**What you are asked to do:** Look through the data below and count each line where the word "CAMPENHOUT" appears. Reply with the count alone.
>> Begin Data lines
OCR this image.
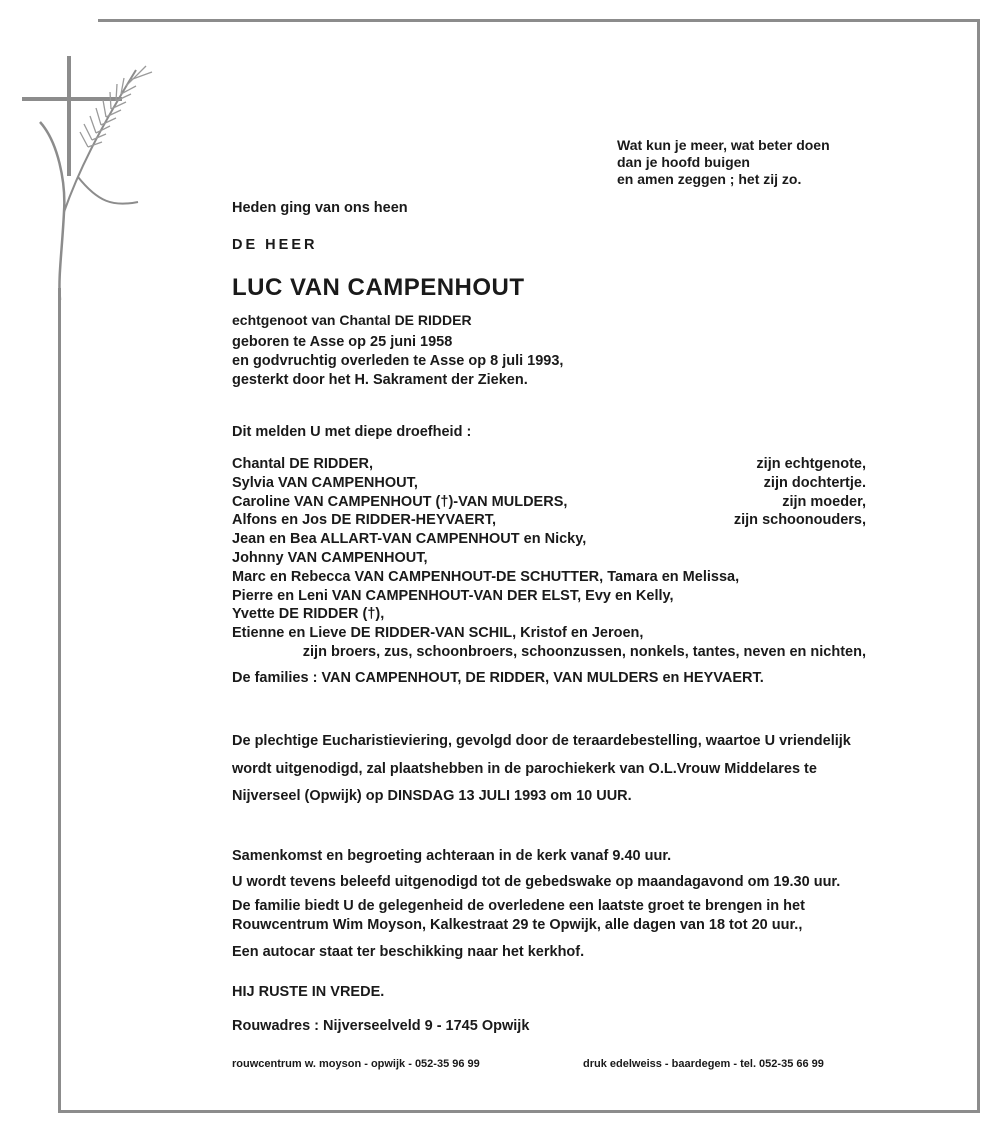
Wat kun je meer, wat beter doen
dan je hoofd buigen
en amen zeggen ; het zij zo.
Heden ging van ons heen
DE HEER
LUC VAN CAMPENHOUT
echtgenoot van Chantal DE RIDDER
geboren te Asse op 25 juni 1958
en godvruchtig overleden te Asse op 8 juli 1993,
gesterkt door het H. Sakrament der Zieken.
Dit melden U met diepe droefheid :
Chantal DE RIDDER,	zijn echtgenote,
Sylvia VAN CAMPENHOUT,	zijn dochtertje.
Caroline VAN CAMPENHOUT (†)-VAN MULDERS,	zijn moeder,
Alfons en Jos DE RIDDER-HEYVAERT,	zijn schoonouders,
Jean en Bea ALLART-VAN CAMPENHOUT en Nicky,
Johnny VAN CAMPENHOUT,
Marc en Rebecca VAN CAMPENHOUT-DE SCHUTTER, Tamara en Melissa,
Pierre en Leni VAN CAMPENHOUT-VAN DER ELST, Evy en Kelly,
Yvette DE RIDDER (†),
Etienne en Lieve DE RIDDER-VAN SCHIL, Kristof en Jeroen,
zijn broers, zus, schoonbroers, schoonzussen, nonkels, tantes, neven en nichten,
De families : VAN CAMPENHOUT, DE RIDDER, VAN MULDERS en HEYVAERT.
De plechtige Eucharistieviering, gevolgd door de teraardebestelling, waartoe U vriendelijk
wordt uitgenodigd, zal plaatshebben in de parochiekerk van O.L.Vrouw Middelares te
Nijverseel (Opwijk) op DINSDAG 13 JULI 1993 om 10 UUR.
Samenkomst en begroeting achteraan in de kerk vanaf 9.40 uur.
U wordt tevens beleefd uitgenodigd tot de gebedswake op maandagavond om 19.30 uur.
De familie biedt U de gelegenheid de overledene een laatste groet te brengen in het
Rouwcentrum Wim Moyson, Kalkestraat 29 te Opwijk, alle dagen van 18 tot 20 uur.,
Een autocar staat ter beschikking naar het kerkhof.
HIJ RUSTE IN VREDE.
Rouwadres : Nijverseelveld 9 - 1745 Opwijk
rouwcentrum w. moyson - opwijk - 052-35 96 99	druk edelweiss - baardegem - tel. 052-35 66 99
>> End Data lines
>> Begin Data lines
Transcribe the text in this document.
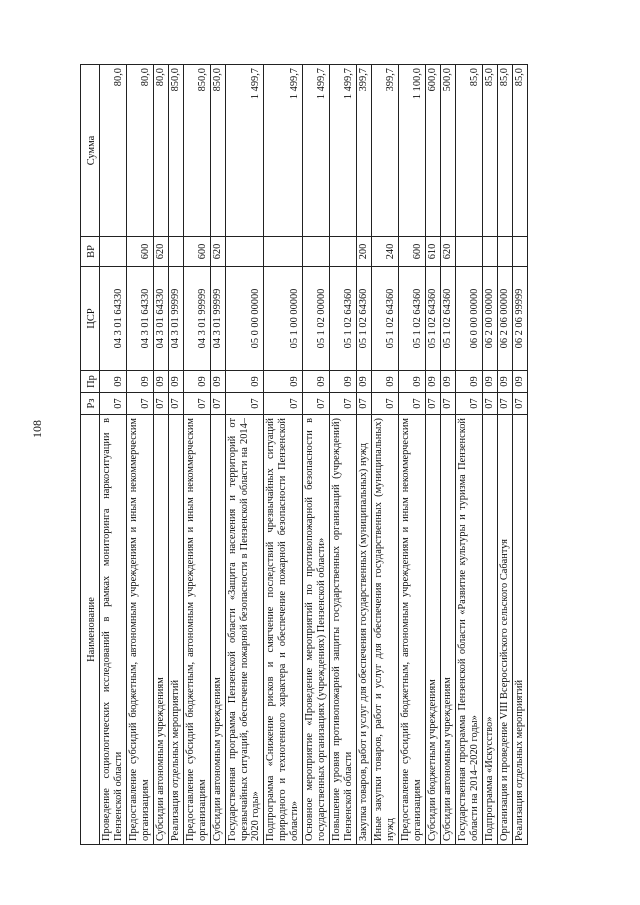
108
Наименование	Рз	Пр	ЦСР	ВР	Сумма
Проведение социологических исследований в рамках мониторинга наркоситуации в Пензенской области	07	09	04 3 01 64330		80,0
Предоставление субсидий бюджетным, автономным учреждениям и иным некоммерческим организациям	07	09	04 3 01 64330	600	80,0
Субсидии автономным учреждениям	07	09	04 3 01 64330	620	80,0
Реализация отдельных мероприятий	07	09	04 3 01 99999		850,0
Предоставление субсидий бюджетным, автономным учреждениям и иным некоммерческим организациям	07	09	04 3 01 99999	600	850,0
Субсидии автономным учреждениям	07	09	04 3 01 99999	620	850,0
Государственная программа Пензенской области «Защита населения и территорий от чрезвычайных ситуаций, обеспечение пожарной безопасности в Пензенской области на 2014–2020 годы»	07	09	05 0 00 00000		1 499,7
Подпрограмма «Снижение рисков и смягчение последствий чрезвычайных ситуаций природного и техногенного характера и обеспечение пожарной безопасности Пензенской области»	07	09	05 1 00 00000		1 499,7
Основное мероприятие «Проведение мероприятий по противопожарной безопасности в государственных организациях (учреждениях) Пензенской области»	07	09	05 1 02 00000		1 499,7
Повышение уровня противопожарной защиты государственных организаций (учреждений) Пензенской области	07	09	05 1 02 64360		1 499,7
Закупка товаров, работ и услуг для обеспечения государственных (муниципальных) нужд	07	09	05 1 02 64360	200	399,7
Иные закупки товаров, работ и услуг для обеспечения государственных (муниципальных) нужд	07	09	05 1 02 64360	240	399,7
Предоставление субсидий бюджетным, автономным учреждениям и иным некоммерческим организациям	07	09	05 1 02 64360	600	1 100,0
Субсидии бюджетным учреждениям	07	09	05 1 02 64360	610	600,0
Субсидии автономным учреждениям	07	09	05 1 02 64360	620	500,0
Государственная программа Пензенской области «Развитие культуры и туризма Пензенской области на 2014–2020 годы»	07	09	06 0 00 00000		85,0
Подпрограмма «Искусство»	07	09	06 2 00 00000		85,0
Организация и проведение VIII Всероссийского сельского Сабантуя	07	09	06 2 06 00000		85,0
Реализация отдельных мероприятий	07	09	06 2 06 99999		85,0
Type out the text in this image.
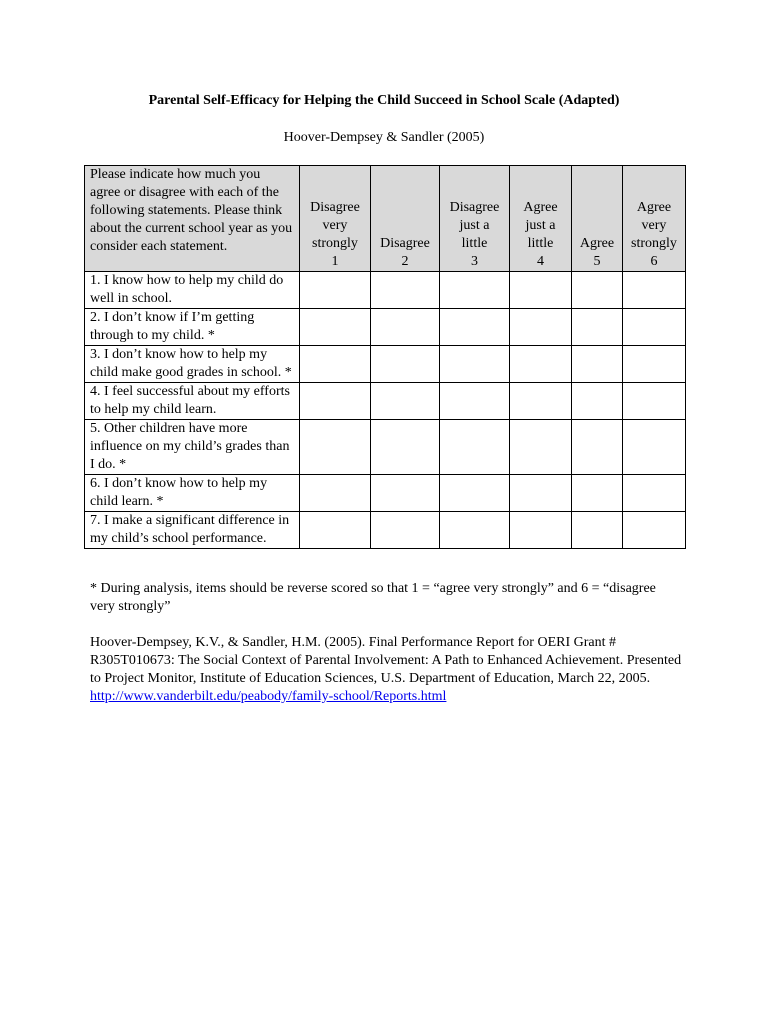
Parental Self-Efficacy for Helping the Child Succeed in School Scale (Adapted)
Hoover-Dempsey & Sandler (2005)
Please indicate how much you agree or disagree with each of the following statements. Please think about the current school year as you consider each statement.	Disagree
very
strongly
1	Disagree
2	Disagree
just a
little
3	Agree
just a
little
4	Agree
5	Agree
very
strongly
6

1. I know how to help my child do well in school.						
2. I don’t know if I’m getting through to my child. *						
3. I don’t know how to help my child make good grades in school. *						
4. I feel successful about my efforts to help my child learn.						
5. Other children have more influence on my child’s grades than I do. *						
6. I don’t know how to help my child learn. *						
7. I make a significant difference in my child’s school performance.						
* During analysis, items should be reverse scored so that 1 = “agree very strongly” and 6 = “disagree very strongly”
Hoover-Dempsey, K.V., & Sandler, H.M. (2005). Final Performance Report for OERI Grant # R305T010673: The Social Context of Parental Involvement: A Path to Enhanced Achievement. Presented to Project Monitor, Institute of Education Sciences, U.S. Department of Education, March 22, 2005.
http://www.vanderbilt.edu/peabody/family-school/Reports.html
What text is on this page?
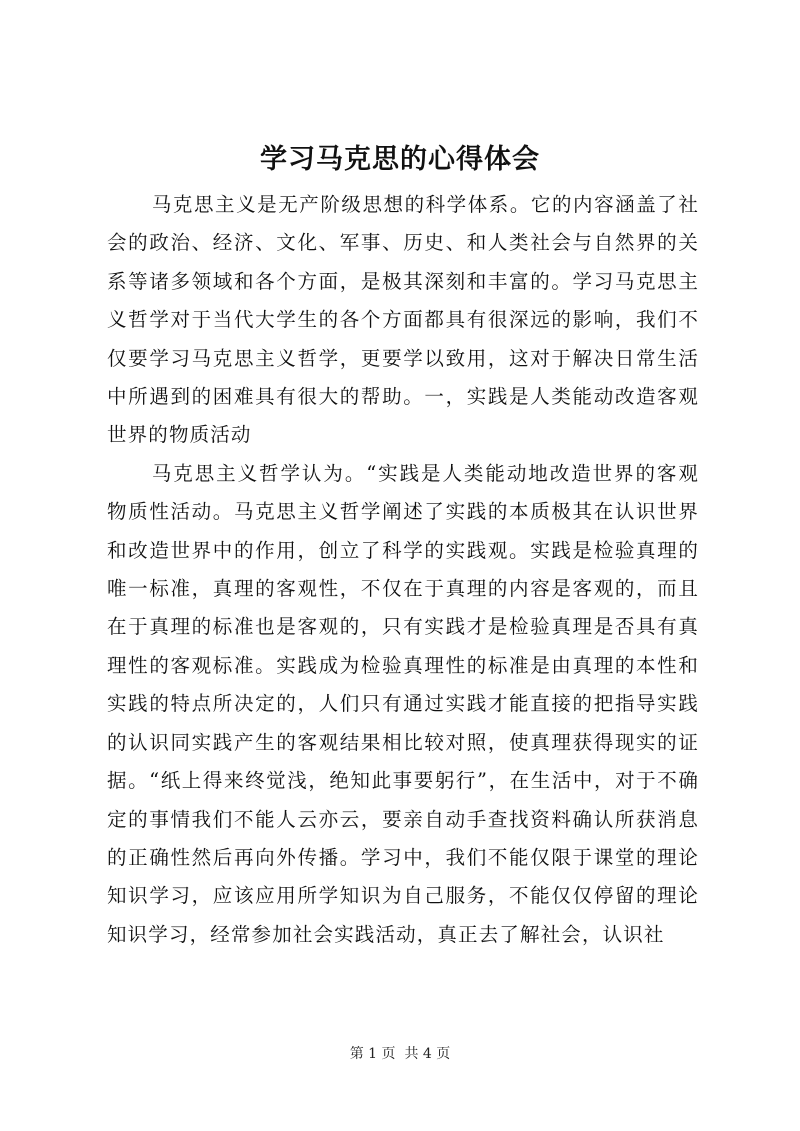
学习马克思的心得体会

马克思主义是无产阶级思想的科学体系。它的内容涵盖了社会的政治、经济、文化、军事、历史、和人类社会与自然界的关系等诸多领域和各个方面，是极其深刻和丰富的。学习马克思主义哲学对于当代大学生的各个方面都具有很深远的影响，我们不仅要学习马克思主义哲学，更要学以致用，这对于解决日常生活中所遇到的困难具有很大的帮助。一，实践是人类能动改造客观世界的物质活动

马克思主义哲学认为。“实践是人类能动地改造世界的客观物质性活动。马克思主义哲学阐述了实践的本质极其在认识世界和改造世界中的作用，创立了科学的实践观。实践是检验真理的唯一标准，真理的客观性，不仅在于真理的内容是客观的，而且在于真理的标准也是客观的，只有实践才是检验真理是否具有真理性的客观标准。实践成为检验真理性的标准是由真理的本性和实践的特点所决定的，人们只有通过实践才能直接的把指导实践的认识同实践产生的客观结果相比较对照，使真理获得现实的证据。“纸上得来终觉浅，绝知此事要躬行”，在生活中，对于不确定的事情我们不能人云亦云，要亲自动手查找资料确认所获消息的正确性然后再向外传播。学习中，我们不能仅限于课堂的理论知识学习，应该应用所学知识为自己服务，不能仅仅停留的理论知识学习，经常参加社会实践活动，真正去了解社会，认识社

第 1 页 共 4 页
>> End Data lines
**Output:** 8